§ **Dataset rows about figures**
#####

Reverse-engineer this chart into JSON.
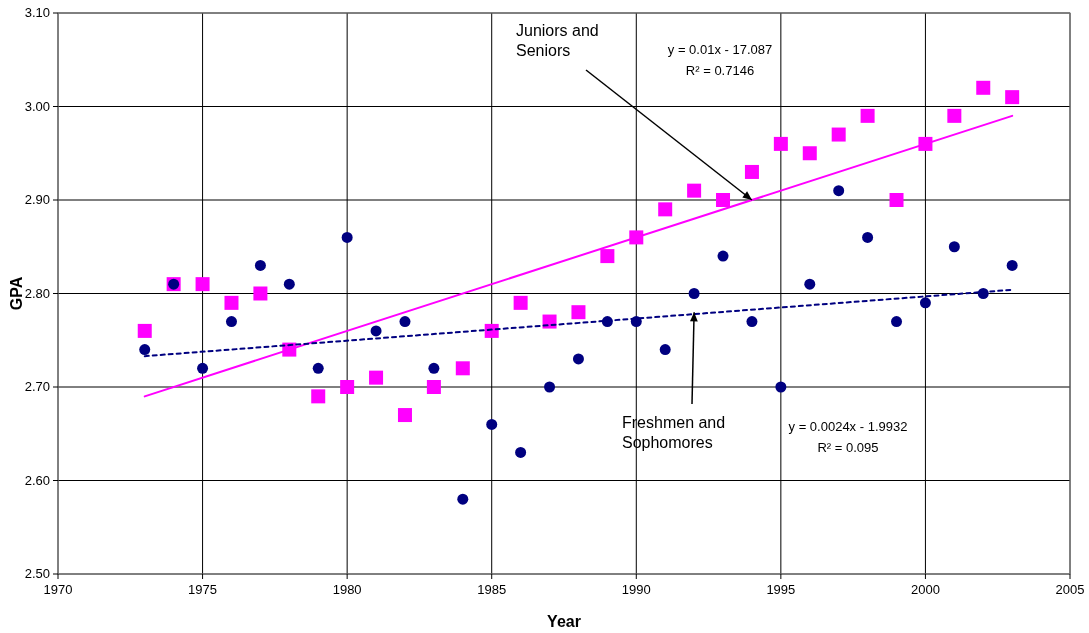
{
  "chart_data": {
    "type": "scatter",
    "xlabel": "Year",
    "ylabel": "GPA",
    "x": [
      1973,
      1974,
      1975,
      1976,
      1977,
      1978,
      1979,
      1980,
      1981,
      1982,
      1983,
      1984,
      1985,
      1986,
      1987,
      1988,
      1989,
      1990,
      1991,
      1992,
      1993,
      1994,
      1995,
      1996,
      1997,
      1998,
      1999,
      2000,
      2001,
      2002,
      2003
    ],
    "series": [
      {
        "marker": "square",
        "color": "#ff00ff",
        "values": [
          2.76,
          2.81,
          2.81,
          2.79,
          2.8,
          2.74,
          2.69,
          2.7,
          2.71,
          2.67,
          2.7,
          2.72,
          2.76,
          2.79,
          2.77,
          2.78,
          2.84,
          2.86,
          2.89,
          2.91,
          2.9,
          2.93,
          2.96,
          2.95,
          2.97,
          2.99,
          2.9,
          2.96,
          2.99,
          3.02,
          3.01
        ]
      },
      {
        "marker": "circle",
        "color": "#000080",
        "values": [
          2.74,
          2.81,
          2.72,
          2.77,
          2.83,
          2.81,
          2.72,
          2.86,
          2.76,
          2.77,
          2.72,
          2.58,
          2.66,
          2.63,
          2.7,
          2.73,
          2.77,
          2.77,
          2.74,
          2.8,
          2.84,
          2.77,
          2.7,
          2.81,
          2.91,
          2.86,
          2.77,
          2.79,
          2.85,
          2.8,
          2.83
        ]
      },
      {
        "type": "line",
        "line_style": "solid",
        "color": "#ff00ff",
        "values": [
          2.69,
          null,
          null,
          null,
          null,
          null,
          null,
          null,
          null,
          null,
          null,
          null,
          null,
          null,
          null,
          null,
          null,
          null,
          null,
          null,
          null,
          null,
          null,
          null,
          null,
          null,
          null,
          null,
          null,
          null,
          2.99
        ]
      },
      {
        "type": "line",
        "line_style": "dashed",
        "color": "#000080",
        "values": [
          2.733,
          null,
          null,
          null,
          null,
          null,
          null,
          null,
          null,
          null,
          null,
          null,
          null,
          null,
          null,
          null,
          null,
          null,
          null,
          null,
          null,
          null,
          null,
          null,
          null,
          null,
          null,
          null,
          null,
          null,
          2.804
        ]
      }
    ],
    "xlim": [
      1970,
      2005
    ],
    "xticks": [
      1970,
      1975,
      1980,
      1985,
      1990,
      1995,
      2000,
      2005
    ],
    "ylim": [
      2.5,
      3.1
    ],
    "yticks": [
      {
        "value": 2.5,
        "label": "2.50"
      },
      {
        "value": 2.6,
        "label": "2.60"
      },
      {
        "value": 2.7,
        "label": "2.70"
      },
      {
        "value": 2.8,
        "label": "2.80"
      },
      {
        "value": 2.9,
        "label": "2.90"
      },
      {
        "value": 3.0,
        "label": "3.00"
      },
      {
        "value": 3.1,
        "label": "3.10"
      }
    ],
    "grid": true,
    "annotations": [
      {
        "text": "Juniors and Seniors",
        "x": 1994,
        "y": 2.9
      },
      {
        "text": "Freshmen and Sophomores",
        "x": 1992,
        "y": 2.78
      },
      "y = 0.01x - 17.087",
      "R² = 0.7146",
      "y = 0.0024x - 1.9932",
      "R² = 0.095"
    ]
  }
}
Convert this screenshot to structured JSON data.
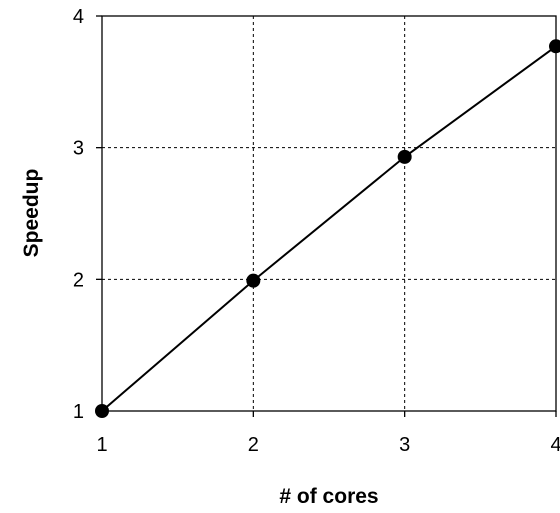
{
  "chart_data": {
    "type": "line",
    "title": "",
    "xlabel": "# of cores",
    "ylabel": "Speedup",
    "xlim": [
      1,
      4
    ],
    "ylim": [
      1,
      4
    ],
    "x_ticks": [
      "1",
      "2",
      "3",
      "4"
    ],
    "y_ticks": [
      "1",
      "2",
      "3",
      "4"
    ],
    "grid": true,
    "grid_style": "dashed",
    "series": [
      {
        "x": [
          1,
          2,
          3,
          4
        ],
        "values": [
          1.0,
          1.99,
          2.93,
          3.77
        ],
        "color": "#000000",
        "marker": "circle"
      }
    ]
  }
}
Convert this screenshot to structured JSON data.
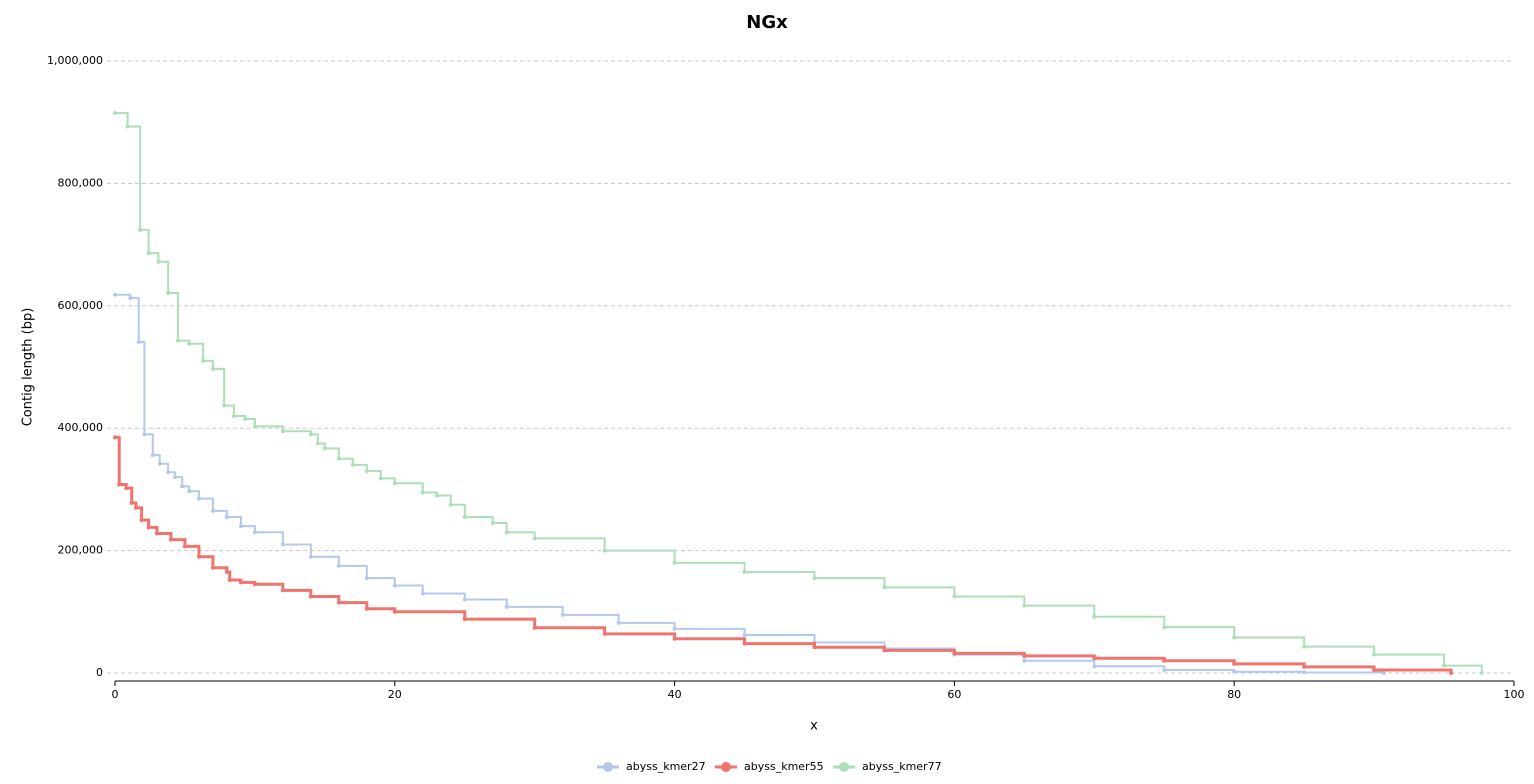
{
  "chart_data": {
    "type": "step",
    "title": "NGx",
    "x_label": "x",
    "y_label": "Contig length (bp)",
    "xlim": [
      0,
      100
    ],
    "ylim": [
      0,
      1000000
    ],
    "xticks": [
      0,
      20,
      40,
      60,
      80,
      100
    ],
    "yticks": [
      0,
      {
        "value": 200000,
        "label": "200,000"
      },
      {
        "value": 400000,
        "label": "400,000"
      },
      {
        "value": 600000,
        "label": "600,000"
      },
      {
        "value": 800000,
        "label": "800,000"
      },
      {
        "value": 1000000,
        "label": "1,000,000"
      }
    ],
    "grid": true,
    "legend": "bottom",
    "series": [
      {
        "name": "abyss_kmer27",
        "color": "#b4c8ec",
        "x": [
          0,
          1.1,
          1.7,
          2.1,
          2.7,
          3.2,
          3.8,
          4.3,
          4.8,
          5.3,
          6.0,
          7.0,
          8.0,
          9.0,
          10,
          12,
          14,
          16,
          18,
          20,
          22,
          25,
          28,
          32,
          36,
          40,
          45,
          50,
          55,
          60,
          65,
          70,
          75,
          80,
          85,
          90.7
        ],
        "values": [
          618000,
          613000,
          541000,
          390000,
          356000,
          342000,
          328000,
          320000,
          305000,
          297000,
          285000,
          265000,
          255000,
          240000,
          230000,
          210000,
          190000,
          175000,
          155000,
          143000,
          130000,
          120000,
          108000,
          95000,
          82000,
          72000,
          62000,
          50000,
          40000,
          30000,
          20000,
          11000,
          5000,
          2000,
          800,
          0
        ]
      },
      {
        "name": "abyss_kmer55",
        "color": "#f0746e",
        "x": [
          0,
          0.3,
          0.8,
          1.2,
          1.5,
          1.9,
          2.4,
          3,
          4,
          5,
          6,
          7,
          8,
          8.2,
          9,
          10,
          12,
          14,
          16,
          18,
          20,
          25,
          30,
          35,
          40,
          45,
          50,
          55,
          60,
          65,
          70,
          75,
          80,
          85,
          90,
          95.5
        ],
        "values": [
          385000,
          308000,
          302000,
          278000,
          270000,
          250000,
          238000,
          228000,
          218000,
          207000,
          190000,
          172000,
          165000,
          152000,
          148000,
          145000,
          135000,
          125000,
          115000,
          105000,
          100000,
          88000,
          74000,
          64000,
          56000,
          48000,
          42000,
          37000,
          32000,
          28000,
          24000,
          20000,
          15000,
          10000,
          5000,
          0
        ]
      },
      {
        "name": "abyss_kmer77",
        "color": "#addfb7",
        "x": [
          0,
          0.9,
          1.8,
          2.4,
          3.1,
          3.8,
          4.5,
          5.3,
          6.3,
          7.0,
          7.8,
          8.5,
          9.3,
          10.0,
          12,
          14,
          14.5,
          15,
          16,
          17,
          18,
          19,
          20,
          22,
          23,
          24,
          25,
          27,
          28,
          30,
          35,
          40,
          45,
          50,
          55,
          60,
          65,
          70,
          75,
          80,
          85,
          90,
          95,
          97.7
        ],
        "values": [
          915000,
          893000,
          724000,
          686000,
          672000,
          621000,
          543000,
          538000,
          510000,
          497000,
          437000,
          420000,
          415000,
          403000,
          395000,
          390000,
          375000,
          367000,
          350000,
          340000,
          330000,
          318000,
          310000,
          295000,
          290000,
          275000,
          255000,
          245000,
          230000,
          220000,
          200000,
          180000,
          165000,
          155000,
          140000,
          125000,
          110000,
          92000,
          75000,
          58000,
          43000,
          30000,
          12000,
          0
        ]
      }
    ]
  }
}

#####

§ **Task brief**
Only lines with the word "color" should be collected from the material.

§ **Output**
        "color": "#ff00ff",
        "color": "#000080",
        "color": "#ff00ff",
        "color": "#000080",
        "color": "#000000",
        "color": "#b4c8ec",
        "color": "#f0746e",
        "color": "#addfb7",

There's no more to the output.